Not by flooding the circuit. But by natural growth and strategic aquisition.

They are possibly starting to flood the circuit since Carlyle bought them out.

And Uber has certainly taken market share.

Hailo is now on the back foot.

Get Taxi is not growing as it was.

Drivr is now out of the UK.

Wheely has been forced to drop rates to stupid levels to compete with Uber, £14 min and £2:30 a mile! In an S Class! Compared to £14min and £4 a mile on Uber.

But still Uber are only chasing the On Demand part of the market.

Corporate Accounts and prebooking are being ignored.

Which is silly as that is where the money is in London.

I know Private Hire drivers that have not done an on demand booking in 5 or 6 yrs it is all prebooks.

Anyway I have enjoyed that rant.

Sometimes you just have to vent.


----------



## Chris Dee (Nov 19, 2014)

AMBUDRIVER03 said:


> if you're driving a car that valuable, then you're in the wrong line of work for Uber, my friend... the market does not exist for a vehicle of that caliber YET, Not in your area...
> 
> By the looks of the pic in your profile, I'm guessing an ML or GL Mercedes... which here in LA/OC doesn't qualify for the new UberLux standard... You might call it LUX, but it's still XL to everyone else.
> 
> and if you're driving the most expensive of the GL/ML (the 63 AMGs) then you're definitely in the wrong business... The fuel cost is atrocious, and you'd be losing money on every X ride.


Fuel is not that bad, I am at 16 mpg. As for what I drive? GL, it is SUV standard but Miami doesn't have that yet, SUV is the highest paying if I'm not mistaken and a higher standard than LUX. Soon it will be in Miami so don't worry, I'll be fine and so far for the three days I work I bring home more than enough for a tank of gas as well as what I do with my car is my choice so don't tell me I'm in the wrong line of work.


----------



## UberLuxbod (Sep 2, 2014)

I didn't know you had Lux in the US.

But no. SUV is not further up the pecking order than Lux.

Lux is the highest service provided by Uber.

Considering the cheapest LWB Chauffeur car is £60k with most closer to £70k they are in a different league to an SUV.

I do believe that the LWB Range Rover is allowed in UberLux but I doubt anybody would use a £100k Range to pick up the average UberLux punter.

Many Lux are considering dropping down to UberExec as a new E220cdi is £28k with discount.

This busineaa is about profit and profit alone.

We don't have SUV in London. A bit pointless as nobody would use an SUV for this kind of work as we have vehicles like the Ford Galaxy and Mercedes Viano which make more financial sense.

The only reason for the larger vehicles is either carrying more than 4 pax or extra luggage etc.

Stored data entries

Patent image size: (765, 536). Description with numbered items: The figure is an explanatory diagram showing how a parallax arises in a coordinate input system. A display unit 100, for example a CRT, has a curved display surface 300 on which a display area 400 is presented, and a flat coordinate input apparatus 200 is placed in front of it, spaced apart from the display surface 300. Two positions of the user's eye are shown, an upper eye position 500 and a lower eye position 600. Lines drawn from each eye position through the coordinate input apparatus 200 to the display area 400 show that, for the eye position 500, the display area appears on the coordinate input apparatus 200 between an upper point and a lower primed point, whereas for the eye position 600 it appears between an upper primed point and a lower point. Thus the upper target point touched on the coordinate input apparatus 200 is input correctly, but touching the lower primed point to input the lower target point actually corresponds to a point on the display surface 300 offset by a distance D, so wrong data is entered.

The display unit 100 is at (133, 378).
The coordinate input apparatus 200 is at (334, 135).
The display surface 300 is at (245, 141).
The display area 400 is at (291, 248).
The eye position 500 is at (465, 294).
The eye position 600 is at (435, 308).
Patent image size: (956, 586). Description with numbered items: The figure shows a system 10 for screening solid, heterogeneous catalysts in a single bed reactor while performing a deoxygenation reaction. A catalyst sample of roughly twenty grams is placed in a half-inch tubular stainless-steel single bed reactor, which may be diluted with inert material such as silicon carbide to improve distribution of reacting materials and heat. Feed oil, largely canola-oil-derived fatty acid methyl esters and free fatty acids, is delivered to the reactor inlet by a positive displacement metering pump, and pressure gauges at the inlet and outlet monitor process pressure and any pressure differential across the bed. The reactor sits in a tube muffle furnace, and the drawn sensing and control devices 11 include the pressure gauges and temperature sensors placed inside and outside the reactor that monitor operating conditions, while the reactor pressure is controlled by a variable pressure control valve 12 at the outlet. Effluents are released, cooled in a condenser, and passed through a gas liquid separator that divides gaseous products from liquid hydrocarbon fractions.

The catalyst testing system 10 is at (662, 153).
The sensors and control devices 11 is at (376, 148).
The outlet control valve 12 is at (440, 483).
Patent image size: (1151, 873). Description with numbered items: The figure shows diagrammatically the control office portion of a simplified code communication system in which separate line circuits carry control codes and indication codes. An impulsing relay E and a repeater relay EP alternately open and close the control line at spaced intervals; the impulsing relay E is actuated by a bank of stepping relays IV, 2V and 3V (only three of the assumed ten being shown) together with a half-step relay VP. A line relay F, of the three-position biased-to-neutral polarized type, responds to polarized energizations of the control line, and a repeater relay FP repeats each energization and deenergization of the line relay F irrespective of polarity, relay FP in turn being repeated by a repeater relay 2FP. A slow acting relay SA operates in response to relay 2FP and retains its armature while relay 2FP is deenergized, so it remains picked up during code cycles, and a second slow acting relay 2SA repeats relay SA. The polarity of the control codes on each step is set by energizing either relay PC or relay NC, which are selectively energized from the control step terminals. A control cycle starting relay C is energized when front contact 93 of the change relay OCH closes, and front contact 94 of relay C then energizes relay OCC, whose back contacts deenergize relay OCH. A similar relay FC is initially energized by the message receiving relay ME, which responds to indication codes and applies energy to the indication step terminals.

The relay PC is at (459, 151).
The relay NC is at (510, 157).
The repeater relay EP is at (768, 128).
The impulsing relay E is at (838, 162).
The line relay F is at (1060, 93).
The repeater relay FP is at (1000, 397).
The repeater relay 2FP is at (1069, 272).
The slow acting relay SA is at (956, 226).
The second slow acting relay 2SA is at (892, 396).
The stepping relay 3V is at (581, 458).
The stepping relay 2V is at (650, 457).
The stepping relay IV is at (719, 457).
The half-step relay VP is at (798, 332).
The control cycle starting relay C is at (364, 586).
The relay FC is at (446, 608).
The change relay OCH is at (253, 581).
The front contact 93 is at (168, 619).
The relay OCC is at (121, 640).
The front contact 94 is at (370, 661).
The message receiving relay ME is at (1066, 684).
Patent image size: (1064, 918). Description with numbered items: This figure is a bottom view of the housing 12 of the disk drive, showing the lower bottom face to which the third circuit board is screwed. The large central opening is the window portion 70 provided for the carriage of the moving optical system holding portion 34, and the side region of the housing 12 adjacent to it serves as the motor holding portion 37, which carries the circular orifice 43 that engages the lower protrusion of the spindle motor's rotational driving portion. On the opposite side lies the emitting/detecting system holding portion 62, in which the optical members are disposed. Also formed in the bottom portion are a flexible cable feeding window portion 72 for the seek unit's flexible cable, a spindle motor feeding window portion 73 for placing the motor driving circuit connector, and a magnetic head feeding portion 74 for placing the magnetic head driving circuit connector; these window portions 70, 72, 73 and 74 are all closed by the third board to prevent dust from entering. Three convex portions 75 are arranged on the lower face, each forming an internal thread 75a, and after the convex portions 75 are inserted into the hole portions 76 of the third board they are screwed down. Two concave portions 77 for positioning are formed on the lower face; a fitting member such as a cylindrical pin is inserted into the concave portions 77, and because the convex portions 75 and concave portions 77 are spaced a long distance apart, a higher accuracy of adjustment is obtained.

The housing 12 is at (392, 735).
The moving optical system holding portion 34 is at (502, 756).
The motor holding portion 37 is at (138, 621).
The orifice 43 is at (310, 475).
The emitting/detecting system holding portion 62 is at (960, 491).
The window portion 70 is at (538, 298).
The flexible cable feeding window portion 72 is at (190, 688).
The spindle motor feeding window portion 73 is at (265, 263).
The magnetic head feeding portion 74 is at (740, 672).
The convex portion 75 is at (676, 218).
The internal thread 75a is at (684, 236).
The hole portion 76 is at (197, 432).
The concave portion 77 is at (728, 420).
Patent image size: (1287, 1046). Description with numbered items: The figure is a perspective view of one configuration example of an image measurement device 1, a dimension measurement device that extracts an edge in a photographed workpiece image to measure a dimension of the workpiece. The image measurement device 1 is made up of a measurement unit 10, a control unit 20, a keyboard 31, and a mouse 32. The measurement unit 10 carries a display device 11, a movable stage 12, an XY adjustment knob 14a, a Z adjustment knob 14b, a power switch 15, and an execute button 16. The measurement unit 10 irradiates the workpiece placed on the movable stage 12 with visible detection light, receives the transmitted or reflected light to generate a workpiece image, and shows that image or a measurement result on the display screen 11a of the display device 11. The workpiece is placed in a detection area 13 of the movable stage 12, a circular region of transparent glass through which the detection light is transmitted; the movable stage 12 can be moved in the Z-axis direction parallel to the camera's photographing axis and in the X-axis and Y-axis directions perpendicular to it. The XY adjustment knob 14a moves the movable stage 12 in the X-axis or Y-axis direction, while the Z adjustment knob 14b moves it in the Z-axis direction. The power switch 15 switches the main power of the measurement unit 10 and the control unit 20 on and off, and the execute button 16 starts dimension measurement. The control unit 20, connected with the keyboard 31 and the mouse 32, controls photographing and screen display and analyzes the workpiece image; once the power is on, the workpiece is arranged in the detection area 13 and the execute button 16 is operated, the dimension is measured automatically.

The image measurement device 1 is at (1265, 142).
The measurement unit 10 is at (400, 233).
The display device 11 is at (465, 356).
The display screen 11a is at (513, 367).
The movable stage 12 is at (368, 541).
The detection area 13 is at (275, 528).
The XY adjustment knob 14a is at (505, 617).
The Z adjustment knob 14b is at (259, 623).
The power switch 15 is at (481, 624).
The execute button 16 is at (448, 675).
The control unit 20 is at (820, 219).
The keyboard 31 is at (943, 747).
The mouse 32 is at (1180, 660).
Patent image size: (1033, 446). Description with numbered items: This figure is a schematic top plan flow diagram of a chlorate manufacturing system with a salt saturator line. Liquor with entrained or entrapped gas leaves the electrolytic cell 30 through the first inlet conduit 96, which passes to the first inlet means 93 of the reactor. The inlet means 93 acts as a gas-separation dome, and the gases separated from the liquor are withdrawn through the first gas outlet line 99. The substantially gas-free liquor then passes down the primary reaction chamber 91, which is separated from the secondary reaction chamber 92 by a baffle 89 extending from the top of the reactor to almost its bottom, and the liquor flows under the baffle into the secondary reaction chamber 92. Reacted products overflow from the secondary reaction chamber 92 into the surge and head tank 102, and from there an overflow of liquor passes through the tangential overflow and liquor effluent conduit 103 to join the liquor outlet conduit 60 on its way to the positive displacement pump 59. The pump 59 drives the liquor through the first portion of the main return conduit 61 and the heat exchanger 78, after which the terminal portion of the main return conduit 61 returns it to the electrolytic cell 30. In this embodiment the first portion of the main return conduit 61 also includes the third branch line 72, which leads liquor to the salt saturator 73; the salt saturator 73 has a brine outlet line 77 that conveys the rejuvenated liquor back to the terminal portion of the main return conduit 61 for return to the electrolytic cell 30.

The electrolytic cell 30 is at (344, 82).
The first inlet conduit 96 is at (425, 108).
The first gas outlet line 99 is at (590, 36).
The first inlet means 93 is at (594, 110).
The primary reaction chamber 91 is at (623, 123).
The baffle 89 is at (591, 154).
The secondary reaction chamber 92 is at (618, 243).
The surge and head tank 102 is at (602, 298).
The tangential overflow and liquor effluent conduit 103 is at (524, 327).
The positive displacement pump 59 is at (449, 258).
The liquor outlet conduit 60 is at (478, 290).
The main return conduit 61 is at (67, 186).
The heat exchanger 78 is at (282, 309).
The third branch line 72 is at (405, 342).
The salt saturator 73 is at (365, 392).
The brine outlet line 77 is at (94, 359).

*SHORT TASK A*
Reproduce the passage of the Uber forum thread from "Lux is the highest" up to and including "league to an SUV.", word for word.
*SHORT TASK B*
Using the Uber forum thread, decide whether each statement agrees with it. Answer yes or no, and quote the words that settle it.
(i) Drivr no longer operates in the UK.
(ii) The post by Chris Dee reports fuel use of 16 mpg.
(iii) The post by UberLuxbod says London has an SUV service.
*SHORT TASK C*
Write the next part of the Uber forum thread, picking up after its final sentence.

*RESPONSE A*
Lux is the highest service provided by Uber.

Considering the cheapest LWB Chauffeur car is £60k with most closer to £70k they are in a different league to an SUV.

*RESPONSE B*
(i) Yes: "Drivr is now out of the UK."
(ii) Yes: "I am at 16 mpg."
(iii) No: "We don't have SUV in London."

*RESPONSE C*
And in all honesty high end clients in the UK would choose a proper Range Rover (Not a Sport) instead of a GL.

Lux in the UK is the highest priced service.

The mileage rate is £4per mile and the only cars allowed are LWB cars such as S Class or similar. Though they did have a Bentley on there for a short period of time.

Anybody that thinks 16mpg is good for a working vehicle needs to reconsider the vehicle they have imho.

Any money you spend on fuel is money removed from your profit.


----------



## AMBUDRIVER03 (Jul 1, 2014)

Chris Dee said:


> Fuel is not that bad, I am at 16 mpg. As for what I drive? GL, it is SUV standard but Miami doesn't have that yet, SUV is the highest paying if I'm not mistaken and a higher standard than LUX. Soon it will be in Miami so don't worry, I'll be fine and so far for the three days I work I bring home more than enough for a tank of gas as well as what I do with my car is my choice so don't tell me I'm in the wrong line of work.


Your car is UberXL. it's not SUV. If you don't have commercial license, commercial insurance, and livery plates or a chauffeur's license (required in some justistictions) you're just a glorified UberX, regardless of what your car costs.

UberBlack/SUV/LUX are commercial level product.


----------



## Chris Dee (Nov 19, 2014)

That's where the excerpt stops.